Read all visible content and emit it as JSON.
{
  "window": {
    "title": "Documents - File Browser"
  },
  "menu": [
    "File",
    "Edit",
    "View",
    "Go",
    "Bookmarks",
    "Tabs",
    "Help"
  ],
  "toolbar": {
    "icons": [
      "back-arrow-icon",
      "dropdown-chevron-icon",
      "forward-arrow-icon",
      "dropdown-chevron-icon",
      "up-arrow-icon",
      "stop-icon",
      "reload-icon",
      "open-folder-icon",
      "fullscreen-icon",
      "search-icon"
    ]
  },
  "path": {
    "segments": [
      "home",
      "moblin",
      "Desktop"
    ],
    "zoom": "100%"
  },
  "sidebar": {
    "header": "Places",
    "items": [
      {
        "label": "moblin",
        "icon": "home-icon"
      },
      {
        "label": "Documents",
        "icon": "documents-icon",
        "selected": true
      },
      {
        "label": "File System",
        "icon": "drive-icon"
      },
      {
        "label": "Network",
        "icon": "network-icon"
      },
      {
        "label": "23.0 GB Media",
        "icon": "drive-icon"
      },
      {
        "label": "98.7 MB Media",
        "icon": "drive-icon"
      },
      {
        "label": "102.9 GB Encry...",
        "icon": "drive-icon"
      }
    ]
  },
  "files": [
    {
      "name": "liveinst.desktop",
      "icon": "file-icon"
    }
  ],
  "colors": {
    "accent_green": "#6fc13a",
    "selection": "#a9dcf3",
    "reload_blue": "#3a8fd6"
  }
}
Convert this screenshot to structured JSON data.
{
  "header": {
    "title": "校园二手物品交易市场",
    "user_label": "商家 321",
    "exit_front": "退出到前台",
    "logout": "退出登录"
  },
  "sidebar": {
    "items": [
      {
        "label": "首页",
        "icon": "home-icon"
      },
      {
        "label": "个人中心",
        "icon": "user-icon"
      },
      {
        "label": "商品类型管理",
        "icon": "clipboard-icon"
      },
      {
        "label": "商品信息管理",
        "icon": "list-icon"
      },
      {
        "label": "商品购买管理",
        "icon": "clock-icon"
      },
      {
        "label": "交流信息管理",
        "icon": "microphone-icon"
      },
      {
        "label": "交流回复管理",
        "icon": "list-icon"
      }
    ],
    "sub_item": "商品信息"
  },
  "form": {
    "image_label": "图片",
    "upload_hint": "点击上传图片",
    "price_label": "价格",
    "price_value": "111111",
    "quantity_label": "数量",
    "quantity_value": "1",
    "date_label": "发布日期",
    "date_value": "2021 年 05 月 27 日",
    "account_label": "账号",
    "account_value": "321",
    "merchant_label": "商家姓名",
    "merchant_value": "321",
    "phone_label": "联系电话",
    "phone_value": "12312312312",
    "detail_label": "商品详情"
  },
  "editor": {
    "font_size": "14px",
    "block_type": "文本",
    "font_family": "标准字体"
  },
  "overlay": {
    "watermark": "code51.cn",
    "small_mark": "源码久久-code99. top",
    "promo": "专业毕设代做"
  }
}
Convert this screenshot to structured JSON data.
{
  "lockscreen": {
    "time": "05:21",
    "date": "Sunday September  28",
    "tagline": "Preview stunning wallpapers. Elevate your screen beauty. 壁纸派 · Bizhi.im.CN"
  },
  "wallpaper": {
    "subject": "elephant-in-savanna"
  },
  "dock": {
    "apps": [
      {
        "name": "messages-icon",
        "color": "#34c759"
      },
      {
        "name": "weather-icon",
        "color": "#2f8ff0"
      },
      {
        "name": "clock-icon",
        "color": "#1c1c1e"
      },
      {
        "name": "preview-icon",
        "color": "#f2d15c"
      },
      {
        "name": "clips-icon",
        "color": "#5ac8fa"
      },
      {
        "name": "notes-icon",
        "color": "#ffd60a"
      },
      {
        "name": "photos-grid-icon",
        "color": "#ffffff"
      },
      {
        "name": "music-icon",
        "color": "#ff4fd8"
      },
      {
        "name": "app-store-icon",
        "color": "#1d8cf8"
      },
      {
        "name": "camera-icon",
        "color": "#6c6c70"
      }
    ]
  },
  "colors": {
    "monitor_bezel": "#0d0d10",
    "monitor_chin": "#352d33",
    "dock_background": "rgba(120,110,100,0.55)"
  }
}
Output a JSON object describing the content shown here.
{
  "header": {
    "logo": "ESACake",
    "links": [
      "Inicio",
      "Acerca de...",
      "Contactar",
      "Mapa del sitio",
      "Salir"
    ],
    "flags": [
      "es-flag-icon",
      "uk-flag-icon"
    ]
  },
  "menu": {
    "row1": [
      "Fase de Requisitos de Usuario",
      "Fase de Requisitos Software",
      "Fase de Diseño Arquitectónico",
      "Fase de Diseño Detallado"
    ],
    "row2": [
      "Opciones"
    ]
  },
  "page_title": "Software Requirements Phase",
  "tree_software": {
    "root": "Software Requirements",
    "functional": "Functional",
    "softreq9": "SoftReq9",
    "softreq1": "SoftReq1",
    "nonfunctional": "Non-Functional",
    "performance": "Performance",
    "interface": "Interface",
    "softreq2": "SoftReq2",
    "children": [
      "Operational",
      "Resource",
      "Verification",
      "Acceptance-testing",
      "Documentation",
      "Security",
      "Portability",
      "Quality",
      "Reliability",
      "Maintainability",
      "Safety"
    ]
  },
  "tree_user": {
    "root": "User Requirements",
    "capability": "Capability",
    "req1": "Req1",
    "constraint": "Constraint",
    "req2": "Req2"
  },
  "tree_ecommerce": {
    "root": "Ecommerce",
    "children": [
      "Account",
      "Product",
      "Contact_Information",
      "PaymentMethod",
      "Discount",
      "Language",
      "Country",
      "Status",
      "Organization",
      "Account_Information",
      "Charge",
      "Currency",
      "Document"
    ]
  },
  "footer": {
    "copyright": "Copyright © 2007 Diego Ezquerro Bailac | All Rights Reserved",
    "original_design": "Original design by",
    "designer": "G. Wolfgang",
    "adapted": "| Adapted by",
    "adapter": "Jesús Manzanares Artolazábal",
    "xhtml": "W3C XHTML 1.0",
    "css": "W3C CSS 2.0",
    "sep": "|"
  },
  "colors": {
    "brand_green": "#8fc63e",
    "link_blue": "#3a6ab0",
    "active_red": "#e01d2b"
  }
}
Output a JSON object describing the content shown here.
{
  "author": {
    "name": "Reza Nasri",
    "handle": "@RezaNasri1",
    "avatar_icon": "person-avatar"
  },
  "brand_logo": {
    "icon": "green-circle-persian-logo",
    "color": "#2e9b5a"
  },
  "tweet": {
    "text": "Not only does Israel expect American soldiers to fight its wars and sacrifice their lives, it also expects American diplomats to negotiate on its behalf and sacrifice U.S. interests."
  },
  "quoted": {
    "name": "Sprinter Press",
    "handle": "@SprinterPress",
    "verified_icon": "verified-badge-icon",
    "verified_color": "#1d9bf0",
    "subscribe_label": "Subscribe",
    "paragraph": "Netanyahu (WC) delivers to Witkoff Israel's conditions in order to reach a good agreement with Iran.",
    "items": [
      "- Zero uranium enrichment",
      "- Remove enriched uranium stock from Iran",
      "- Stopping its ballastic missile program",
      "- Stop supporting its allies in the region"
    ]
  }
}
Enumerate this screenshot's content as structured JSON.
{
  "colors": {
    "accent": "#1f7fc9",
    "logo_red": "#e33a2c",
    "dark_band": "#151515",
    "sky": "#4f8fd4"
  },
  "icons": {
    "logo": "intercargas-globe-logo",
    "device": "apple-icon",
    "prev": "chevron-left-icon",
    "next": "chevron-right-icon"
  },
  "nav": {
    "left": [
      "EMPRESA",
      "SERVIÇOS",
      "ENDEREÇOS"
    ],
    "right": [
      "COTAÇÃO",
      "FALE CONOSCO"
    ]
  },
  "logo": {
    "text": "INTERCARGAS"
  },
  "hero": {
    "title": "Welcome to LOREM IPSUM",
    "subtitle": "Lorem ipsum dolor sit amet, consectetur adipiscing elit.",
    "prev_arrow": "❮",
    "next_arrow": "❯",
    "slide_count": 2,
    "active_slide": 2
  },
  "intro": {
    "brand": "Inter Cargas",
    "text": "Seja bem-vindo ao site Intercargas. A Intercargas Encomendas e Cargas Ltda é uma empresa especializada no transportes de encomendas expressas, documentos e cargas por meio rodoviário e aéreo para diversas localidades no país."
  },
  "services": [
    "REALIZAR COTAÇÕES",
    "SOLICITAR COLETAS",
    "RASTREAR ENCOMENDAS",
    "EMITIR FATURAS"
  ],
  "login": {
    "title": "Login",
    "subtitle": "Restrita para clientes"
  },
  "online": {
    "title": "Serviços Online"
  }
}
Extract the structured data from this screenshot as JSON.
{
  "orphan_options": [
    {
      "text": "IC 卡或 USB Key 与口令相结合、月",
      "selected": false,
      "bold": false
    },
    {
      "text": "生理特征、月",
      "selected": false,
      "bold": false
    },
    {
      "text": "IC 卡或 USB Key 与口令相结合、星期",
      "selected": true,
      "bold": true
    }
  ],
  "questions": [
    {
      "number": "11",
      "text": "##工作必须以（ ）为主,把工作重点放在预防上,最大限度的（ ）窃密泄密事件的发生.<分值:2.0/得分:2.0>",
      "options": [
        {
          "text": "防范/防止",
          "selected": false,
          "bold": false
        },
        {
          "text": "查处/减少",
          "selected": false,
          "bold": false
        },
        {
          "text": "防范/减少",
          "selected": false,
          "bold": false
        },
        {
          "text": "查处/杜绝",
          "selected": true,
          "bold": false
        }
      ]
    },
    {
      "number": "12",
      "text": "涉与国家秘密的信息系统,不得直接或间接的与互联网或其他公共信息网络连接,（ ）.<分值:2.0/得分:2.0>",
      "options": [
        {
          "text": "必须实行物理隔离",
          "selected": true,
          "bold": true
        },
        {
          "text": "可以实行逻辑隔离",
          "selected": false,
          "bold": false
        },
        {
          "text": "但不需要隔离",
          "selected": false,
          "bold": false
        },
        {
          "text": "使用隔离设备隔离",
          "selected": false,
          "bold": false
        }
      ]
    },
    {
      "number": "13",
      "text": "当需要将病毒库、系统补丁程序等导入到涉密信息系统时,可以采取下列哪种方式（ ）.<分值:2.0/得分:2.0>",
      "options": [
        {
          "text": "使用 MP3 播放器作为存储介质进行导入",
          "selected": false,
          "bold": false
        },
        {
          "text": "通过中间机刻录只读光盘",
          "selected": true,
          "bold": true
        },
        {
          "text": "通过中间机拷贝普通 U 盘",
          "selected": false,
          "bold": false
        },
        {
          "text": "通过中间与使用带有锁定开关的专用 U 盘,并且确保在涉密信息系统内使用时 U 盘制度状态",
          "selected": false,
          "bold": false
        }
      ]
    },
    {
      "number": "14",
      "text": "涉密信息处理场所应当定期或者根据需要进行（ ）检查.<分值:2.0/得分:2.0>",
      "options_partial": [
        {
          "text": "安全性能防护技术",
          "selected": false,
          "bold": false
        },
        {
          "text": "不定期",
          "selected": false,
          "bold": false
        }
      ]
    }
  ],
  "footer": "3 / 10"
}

==============================

### [WORK REQUIRED]
From the listing, copy every line where the string "Diseño" appears.

### [EXERCISE RESPONSE]
      "Fase de Diseño Arquitectónico",
      "Fase de Diseño Detallado"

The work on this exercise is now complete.